Stored data entries:
····················
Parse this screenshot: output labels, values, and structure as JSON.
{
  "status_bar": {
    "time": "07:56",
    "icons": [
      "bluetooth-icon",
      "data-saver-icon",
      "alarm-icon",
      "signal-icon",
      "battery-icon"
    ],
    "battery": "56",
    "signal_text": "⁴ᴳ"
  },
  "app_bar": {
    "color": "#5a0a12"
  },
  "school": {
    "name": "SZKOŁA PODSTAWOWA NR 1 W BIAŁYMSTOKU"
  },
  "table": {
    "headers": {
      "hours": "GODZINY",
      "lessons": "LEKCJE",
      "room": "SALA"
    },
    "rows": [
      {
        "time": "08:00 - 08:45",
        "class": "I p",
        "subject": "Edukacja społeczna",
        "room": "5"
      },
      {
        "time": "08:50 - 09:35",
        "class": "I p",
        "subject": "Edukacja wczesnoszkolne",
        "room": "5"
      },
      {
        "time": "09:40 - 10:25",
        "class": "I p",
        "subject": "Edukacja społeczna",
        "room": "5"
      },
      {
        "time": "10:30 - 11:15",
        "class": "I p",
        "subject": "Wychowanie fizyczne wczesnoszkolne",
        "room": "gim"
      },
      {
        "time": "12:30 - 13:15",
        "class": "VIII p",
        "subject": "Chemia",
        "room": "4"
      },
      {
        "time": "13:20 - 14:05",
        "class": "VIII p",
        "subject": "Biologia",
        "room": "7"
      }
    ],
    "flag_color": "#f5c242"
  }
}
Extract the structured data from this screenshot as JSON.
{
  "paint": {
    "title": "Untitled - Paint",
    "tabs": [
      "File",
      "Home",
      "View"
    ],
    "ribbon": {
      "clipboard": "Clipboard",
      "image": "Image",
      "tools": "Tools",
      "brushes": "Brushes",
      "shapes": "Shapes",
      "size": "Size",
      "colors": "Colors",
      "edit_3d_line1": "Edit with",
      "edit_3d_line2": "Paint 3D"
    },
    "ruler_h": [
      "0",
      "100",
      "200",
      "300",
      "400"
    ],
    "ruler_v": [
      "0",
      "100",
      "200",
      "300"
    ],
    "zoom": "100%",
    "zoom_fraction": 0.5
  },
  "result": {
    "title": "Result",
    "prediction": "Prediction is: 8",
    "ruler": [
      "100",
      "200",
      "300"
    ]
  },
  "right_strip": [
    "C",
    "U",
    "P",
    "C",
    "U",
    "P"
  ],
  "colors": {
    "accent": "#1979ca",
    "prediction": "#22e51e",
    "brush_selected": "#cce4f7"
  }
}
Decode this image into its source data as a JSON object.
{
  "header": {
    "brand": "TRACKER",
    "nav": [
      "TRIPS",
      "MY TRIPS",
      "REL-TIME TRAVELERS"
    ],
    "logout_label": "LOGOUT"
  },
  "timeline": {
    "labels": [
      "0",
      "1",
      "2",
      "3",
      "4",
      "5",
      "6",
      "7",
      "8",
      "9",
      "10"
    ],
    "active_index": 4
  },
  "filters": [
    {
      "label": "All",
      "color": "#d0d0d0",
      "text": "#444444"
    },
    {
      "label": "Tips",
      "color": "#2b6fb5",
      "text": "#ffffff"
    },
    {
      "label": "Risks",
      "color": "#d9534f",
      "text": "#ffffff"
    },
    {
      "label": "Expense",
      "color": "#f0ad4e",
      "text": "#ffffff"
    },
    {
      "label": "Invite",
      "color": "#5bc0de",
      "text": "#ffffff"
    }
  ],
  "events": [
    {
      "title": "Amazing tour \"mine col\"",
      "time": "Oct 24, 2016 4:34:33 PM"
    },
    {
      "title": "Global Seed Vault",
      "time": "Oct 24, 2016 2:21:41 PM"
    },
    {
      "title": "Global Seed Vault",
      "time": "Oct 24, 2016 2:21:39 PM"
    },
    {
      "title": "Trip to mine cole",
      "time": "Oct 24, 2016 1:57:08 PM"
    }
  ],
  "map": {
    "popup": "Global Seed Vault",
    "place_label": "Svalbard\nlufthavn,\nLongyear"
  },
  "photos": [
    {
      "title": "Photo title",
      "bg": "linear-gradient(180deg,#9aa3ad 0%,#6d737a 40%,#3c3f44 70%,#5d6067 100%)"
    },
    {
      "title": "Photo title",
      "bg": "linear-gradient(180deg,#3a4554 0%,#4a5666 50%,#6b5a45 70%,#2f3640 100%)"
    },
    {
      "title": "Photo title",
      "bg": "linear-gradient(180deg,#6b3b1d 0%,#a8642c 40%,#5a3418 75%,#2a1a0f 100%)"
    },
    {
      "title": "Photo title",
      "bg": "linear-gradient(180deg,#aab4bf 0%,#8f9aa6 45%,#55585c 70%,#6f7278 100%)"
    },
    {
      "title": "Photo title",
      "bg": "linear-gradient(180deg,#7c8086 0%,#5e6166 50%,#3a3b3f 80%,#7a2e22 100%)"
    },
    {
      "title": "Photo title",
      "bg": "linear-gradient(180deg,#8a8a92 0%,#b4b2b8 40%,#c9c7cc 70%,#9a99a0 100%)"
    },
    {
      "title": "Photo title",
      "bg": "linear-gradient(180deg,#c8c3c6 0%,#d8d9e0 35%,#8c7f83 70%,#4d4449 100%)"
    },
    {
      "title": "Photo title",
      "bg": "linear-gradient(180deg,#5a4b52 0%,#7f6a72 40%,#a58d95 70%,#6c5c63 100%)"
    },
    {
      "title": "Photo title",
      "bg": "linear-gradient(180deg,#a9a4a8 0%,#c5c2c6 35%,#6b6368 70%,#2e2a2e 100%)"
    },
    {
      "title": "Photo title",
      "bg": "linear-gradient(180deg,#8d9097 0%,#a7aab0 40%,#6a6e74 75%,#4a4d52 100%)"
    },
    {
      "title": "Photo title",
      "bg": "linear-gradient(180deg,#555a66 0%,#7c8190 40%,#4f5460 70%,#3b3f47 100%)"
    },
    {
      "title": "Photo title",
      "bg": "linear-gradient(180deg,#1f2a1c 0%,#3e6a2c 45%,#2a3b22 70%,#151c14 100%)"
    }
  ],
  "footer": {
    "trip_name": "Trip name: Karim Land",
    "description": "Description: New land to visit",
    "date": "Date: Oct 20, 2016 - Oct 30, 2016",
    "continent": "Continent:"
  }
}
····················
Copy and report every line where the word "labels" is present.

Parse this screenshot: output labels, values, and structure as JSON.
    "labels": [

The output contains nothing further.